# OBJECTIVE
Scan the records for the word "Analog". Copy each line that includes it.
----- SUPPLIED MATERIAL
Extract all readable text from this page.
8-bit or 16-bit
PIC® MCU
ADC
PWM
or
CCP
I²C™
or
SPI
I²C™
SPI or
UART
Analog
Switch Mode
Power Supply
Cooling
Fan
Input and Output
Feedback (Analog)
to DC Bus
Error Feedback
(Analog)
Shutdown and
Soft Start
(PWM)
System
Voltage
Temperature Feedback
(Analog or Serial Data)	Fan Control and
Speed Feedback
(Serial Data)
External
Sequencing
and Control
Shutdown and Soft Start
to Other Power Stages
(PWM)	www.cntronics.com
----------
# EXERCISE ANSWER
Analog
Feedback (Analog)
(Analog)
(Analog or Serial Data)	Fan Control and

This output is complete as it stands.